§ Given problem
Edit the listing below so that each "check-circle-icon" becomes "checkmark-icon", with everything else unchanged. Leave the pictures out of your answer.

[Recorded data]

++++++

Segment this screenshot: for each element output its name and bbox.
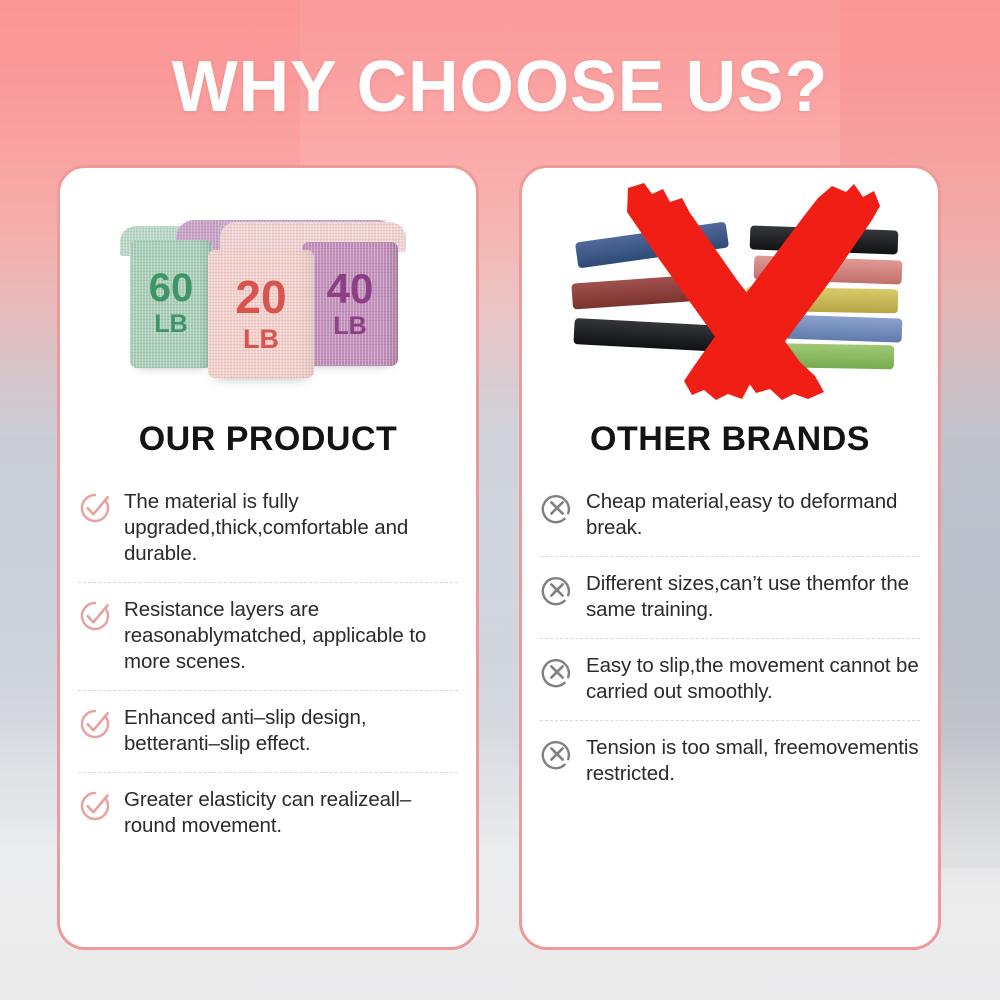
fabric-resistance-bands-photo: 60 LB 40 LB 20 LB bbox=[70, 180, 466, 408]
feature-text: Enhanced anti–slip design, betteranti–sl… bbox=[124, 705, 458, 757]
x-circle-icon bbox=[540, 737, 574, 771]
band-40lb-unit: LB bbox=[302, 314, 398, 339]
band-20lb-value: 20 bbox=[208, 274, 314, 320]
feature-text: Cheap material,easy to deformand break. bbox=[586, 489, 920, 541]
check-circle-icon bbox=[78, 789, 112, 823]
band-60lb: 60 LB bbox=[130, 240, 212, 368]
feature-item: Tension is too small, freemovementis res… bbox=[540, 720, 920, 802]
red-x-brush-stroke bbox=[532, 180, 928, 408]
infographic-page: WHY CHOOSE US? 60 LB bbox=[0, 0, 1000, 1000]
card-other-brands: OTHER BRANDS Cheap material,easy to defo… bbox=[519, 165, 941, 950]
our-product-media: 60 LB 40 LB 20 LB bbox=[70, 180, 466, 408]
band-60lb-unit: LB bbox=[130, 312, 212, 337]
check-circle-icon bbox=[78, 707, 112, 741]
latex-resistance-bands-photo bbox=[532, 180, 928, 408]
other-brands-heading: OTHER BRANDS bbox=[522, 420, 938, 459]
page-title: WHY CHOOSE US? bbox=[15, 46, 985, 128]
feature-item: Enhanced anti–slip design, betteranti–sl… bbox=[78, 690, 458, 772]
band-40lb-value: 40 bbox=[302, 268, 398, 310]
feature-item: Resistance layers are reasonablymatched,… bbox=[78, 582, 458, 690]
feature-text: Tension is too small, freemovementis res… bbox=[586, 735, 920, 787]
feature-item: The material is fully upgraded,thick,com… bbox=[78, 475, 458, 582]
feature-item: Greater elasticity can realizeall–round … bbox=[78, 772, 458, 854]
x-circle-icon bbox=[540, 491, 574, 525]
feature-text: Resistance layers are reasonablymatched,… bbox=[124, 597, 458, 675]
our-product-feature-list: The material is fully upgraded,thick,com… bbox=[78, 475, 458, 854]
feature-text: Greater elasticity can realizeall–round … bbox=[124, 787, 458, 839]
band-20lb: 20 LB bbox=[208, 250, 314, 378]
check-circle-icon bbox=[78, 599, 112, 633]
feature-text: Different sizes,can’t use themfor the sa… bbox=[586, 571, 920, 623]
other-brands-media bbox=[532, 180, 928, 408]
x-circle-icon bbox=[540, 573, 574, 607]
other-brands-feature-list: Cheap material,easy to deformand break. … bbox=[540, 475, 920, 802]
feature-item: Different sizes,can’t use themfor the sa… bbox=[540, 556, 920, 638]
band-40lb: 40 LB bbox=[302, 242, 398, 366]
feature-text: Easy to slip,the movement cannot be carr… bbox=[586, 653, 920, 705]
band-60lb-value: 60 bbox=[130, 268, 212, 308]
our-product-heading: OUR PRODUCT bbox=[60, 420, 476, 459]
x-circle-icon bbox=[540, 655, 574, 689]
check-circle-icon bbox=[78, 491, 112, 525]
card-our-product: 60 LB 40 LB 20 LB OUR PRODUCT bbox=[57, 165, 479, 950]
feature-text: The material is fully upgraded,thick,com… bbox=[124, 489, 458, 567]
feature-item: Cheap material,easy to deformand break. bbox=[540, 475, 920, 556]
band-20lb-unit: LB bbox=[208, 326, 314, 353]
feature-item: Easy to slip,the movement cannot be carr… bbox=[540, 638, 920, 720]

++++++

§ Finished answer
Segment this screenshot: for each element output its name and bbox.
fabric-resistance-bands-photo: 60 LB 40 LB 20 LB bbox=[70, 180, 466, 408]
feature-text: Enhanced anti–slip design, betteranti–sl… bbox=[124, 705, 458, 757]
x-circle-icon bbox=[540, 737, 574, 771]
band-40lb-unit: LB bbox=[302, 314, 398, 339]
band-20lb-value: 20 bbox=[208, 274, 314, 320]
feature-text: Cheap material,easy to deformand break. bbox=[586, 489, 920, 541]
checkmark-icon bbox=[78, 789, 112, 823]
band-60lb: 60 LB bbox=[130, 240, 212, 368]
feature-item: Tension is too small, freemovementis res… bbox=[540, 720, 920, 802]
red-x-brush-stroke bbox=[532, 180, 928, 408]
infographic-page: WHY CHOOSE US? 60 LB bbox=[0, 0, 1000, 1000]
card-other-brands: OTHER BRANDS Cheap material,easy to defo… bbox=[519, 165, 941, 950]
our-product-media: 60 LB 40 LB 20 LB bbox=[70, 180, 466, 408]
band-60lb-unit: LB bbox=[130, 312, 212, 337]
checkmark-icon bbox=[78, 707, 112, 741]
latex-resistance-bands-photo bbox=[532, 180, 928, 408]
other-brands-heading: OTHER BRANDS bbox=[522, 420, 938, 459]
page-title: WHY CHOOSE US? bbox=[15, 46, 985, 128]
feature-item: Enhanced anti–slip design, betteranti–sl… bbox=[78, 690, 458, 772]
band-40lb-value: 40 bbox=[302, 268, 398, 310]
feature-item: Resistance layers are reasonablymatched,… bbox=[78, 582, 458, 690]
feature-text: Tension is too small, freemovementis res… bbox=[586, 735, 920, 787]
feature-item: The material is fully upgraded,thick,com… bbox=[78, 475, 458, 582]
feature-item: Greater elasticity can realizeall–round … bbox=[78, 772, 458, 854]
x-circle-icon bbox=[540, 491, 574, 525]
feature-text: Resistance layers are reasonablymatched,… bbox=[124, 597, 458, 675]
our-product-feature-list: The material is fully upgraded,thick,com… bbox=[78, 475, 458, 854]
feature-text: Greater elasticity can realizeall–round … bbox=[124, 787, 458, 839]
band-20lb: 20 LB bbox=[208, 250, 314, 378]
checkmark-icon bbox=[78, 599, 112, 633]
feature-text: Different sizes,can’t use themfor the sa… bbox=[586, 571, 920, 623]
other-brands-media bbox=[532, 180, 928, 408]
x-circle-icon bbox=[540, 573, 574, 607]
other-brands-feature-list: Cheap material,easy to deformand break. … bbox=[540, 475, 920, 802]
feature-item: Different sizes,can’t use themfor the sa… bbox=[540, 556, 920, 638]
band-40lb: 40 LB bbox=[302, 242, 398, 366]
feature-text: Easy to slip,the movement cannot be carr… bbox=[586, 653, 920, 705]
band-60lb-value: 60 bbox=[130, 268, 212, 308]
our-product-heading: OUR PRODUCT bbox=[60, 420, 476, 459]
x-circle-icon bbox=[540, 655, 574, 689]
checkmark-icon bbox=[78, 491, 112, 525]
card-our-product: 60 LB 40 LB 20 LB OUR PRODUCT bbox=[57, 165, 479, 950]
feature-text: The material is fully upgraded,thick,com… bbox=[124, 489, 458, 567]
feature-item: Cheap material,easy to deformand break. bbox=[540, 475, 920, 556]
band-20lb-unit: LB bbox=[208, 326, 314, 353]
feature-item: Easy to slip,the movement cannot be carr… bbox=[540, 638, 920, 720]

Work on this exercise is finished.